%%
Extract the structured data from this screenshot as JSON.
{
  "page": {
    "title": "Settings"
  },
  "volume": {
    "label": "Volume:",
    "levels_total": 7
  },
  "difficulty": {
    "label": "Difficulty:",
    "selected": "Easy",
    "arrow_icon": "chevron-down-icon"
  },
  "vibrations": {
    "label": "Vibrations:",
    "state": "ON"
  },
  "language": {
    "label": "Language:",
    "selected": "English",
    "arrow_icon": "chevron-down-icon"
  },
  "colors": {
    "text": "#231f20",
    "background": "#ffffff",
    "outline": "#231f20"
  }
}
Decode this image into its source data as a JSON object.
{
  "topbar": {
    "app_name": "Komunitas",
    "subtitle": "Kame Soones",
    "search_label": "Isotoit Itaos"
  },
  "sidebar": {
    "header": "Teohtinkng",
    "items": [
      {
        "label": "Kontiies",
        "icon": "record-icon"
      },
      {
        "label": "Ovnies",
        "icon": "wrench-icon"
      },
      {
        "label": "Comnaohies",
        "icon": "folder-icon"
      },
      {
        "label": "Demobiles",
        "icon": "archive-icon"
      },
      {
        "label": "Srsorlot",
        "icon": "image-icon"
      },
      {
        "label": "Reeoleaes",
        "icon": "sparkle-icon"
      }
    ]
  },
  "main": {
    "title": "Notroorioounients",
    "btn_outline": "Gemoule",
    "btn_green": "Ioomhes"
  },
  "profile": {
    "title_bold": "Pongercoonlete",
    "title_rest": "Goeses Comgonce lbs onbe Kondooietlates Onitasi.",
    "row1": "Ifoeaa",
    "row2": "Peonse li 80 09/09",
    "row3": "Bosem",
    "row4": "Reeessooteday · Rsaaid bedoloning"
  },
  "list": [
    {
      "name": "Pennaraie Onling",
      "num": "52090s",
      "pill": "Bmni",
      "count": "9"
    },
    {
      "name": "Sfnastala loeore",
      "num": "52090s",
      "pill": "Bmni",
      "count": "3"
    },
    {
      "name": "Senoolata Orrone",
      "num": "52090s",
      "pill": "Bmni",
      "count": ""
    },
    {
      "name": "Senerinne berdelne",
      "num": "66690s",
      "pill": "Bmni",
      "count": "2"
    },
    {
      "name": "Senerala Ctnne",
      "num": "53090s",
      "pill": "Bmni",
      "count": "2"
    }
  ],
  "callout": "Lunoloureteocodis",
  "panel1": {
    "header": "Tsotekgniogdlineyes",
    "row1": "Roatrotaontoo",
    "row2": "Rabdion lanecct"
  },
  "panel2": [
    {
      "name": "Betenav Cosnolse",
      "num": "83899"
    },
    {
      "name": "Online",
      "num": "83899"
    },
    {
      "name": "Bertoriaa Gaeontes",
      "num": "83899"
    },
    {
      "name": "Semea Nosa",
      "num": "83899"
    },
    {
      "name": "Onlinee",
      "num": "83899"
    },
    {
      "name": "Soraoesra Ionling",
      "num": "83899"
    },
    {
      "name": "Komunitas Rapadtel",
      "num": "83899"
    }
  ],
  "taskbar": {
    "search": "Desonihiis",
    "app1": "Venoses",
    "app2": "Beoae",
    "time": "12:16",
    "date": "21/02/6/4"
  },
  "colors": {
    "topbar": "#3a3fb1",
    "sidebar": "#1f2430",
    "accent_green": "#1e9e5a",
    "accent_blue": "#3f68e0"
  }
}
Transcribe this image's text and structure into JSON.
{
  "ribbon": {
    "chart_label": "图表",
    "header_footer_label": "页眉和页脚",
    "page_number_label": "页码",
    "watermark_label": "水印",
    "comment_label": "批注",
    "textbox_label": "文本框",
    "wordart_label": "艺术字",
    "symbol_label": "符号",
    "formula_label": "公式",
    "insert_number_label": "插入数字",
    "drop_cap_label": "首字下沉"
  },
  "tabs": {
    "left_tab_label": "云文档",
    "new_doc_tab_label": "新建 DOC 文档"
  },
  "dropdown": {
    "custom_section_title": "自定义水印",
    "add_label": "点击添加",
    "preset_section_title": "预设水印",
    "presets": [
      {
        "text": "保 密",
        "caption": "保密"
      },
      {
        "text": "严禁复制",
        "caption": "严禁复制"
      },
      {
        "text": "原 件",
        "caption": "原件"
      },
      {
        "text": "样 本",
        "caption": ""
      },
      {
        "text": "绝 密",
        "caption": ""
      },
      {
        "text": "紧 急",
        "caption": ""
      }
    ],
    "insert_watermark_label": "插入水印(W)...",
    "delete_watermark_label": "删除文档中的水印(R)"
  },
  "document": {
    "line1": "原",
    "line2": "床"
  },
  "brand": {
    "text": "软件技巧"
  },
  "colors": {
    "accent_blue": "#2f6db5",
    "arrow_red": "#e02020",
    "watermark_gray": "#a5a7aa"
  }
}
%%
What you have to do: Copy all of the data. Keep every word exactly as it is.

Answer to this exercise:
Extract the structured data from this screenshot as JSON.
{
  "page": {
    "title": "Settings"
  },
  "volume": {
    "label": "Volume:",
    "levels_total": 7
  },
  "difficulty": {
    "label": "Difficulty:",
    "selected": "Easy",
    "arrow_icon": "chevron-down-icon"
  },
  "vibrations": {
    "label": "Vibrations:",
    "state": "ON"
  },
  "language": {
    "label": "Language:",
    "selected": "English",
    "arrow_icon": "chevron-down-icon"
  },
  "colors": {
    "text": "#231f20",
    "background": "#ffffff",
    "outline": "#231f20"
  }
}
Decode this image into its source data as a JSON object.
{
  "topbar": {
    "app_name": "Komunitas",
    "subtitle": "Kame Soones",
    "search_label": "Isotoit Itaos"
  },
  "sidebar": {
    "header": "Teohtinkng",
    "items": [
      {
        "label": "Kontiies",
        "icon": "record-icon"
      },
      {
        "label": "Ovnies",
        "icon": "wrench-icon"
      },
      {
        "label": "Comnaohies",
        "icon": "folder-icon"
      },
      {
        "label": "Demobiles",
        "icon": "archive-icon"
      },
      {
        "label": "Srsorlot",
        "icon": "image-icon"
      },
      {
        "label": "Reeoleaes",
        "icon": "sparkle-icon"
      }
    ]
  },
  "main": {
    "title": "Notroorioounients",
    "btn_outline": "Gemoule",
    "btn_green": "Ioomhes"
  },
  "profile": {
    "title_bold": "Pongercoonlete",
    "title_rest": "Goeses Comgonce lbs onbe Kondooietlates Onitasi.",
    "row1": "Ifoeaa",
    "row2": "Peonse li 80 09/09",
    "row3": "Bosem",
    "row4": "Reeessooteday · Rsaaid bedoloning"
  },
  "list": [
    {
      "name": "Pennaraie Onling",
      "num": "52090s",
      "pill": "Bmni",
      "count": "9"
    },
    {
      "name": "Sfnastala loeore",
      "num": "52090s",
      "pill": "Bmni",
      "count": "3"
    },
    {
      "name": "Senoolata Orrone",
      "num": "52090s",
      "pill": "Bmni",
      "count": ""
    },
    {
      "name": "Senerinne berdelne",
      "num": "66690s",
      "pill": "Bmni",
      "count": "2"
    },
    {
      "name": "Senerala Ctnne",
      "num": "53090s",
      "pill": "Bmni",
      "count": "2"
    }
  ],
  "callout": "Lunoloureteocodis",
  "panel1": {
    "header": "Tsotekgniogdlineyes",
    "row1": "Roatrotaontoo",
    "row2": "Rabdion lanecct"
  },
  "panel2": [
    {
      "name": "Betenav Cosnolse",
      "num": "83899"
    },
    {
      "name": "Online",
      "num": "83899"
    },
    {
      "name": "Bertoriaa Gaeontes",
      "num": "83899"
    },
    {
      "name": "Semea Nosa",
      "num": "83899"
    },
    {
      "name": "Onlinee",
      "num": "83899"
    },
    {
      "name": "Soraoesra Ionling",
      "num": "83899"
    },
    {
      "name": "Komunitas Rapadtel",
      "num": "83899"
    }
  ],
  "taskbar": {
    "search": "Desonihiis",
    "app1": "Venoses",
    "app2": "Beoae",
    "time": "12:16",
    "date": "21/02/6/4"
  },
  "colors": {
    "topbar": "#3a3fb1",
    "sidebar": "#1f2430",
    "accent_green": "#1e9e5a",
    "accent_blue": "#3f68e0"
  }
}
Transcribe this image's text and structure into JSON.
{
  "ribbon": {
    "chart_label": "图表",
    "header_footer_label": "页眉和页脚",
    "page_number_label": "页码",
    "watermark_label": "水印",
    "comment_label": "批注",
    "textbox_label": "文本框",
    "wordart_label": "艺术字",
    "symbol_label": "符号",
    "formula_label": "公式",
    "insert_number_label": "插入数字",
    "drop_cap_label": "首字下沉"
  },
  "tabs": {
    "left_tab_label": "云文档",
    "new_doc_tab_label": "新建 DOC 文档"
  },
  "dropdown": {
    "custom_section_title": "自定义水印",
    "add_label": "点击添加",
    "preset_section_title": "预设水印",
    "presets": [
      {
        "text": "保 密",
        "caption": "保密"
      },
      {
        "text": "严禁复制",
        "caption": "严禁复制"
      },
      {
        "text": "原 件",
        "caption": "原件"
      },
      {
        "text": "样 本",
        "caption": ""
      },
      {
        "text": "绝 密",
        "caption": ""
      },
      {
        "text": "紧 急",
        "caption": ""
      }
    ],
    "insert_watermark_label": "插入水印(W)...",
    "delete_watermark_label": "删除文档中的水印(R)"
  },
  "document": {
    "line1": "原",
    "line2": "床"
  },
  "brand": {
    "text": "软件技巧"
  },
  "colors": {
    "accent_blue": "#2f6db5",
    "arrow_red": "#e02020",
    "watermark_gray": "#a5a7aa"
  }
}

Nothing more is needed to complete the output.